Records for processing:
____

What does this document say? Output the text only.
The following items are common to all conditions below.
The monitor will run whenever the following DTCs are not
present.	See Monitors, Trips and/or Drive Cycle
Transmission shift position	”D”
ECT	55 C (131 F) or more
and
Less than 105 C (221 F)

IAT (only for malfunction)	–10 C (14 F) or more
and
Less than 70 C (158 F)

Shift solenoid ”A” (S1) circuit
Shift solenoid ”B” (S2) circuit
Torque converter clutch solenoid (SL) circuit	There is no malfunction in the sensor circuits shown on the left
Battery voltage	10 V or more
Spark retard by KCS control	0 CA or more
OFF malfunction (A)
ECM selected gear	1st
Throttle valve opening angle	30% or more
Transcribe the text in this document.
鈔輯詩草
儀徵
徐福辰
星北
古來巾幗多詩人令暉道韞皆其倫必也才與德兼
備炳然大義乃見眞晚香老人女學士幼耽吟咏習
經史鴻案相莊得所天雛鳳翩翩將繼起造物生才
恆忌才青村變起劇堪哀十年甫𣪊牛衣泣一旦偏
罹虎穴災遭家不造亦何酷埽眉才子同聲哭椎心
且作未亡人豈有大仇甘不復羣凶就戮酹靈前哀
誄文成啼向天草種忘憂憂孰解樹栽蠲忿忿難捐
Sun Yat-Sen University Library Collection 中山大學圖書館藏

____

Write out the data exactly as it stands.

What does this document say? Output the text only.
The following items are common to all conditions below.
The monitor will run whenever the following DTCs are not
present.	See Monitors, Trips and/or Drive Cycle
Transmission shift position	”D”
ECT	55 C (131 F) or more
and
Less than 105 C (221 F)

IAT (only for malfunction)	–10 C (14 F) or more
and
Less than 70 C (158 F)

Shift solenoid ”A” (S1) circuit
Shift solenoid ”B” (S2) circuit
Torque converter clutch solenoid (SL) circuit	There is no malfunction in the sensor circuits shown on the left
Battery voltage	10 V or more
Spark retard by KCS control	0 CA or more
OFF malfunction (A)
ECM selected gear	1st
Throttle valve opening angle	30% or more
Transcribe the text in this document.
鈔輯詩草
儀徵
徐福辰
星北
古來巾幗多詩人令暉道韞皆其倫必也才與德兼
備炳然大義乃見眞晚香老人女學士幼耽吟咏習
經史鴻案相莊得所天雛鳳翩翩將繼起造物生才
恆忌才青村變起劇堪哀十年甫𣪊牛衣泣一旦偏
罹虎穴災遭家不造亦何酷埽眉才子同聲哭椎心
且作未亡人豈有大仇甘不復羣凶就戮酹靈前哀
誄文成啼向天草種忘憂憂孰解樹栽蠲忿忿難捐
Sun Yat-Sen University Library Collection 中山大學圖書館藏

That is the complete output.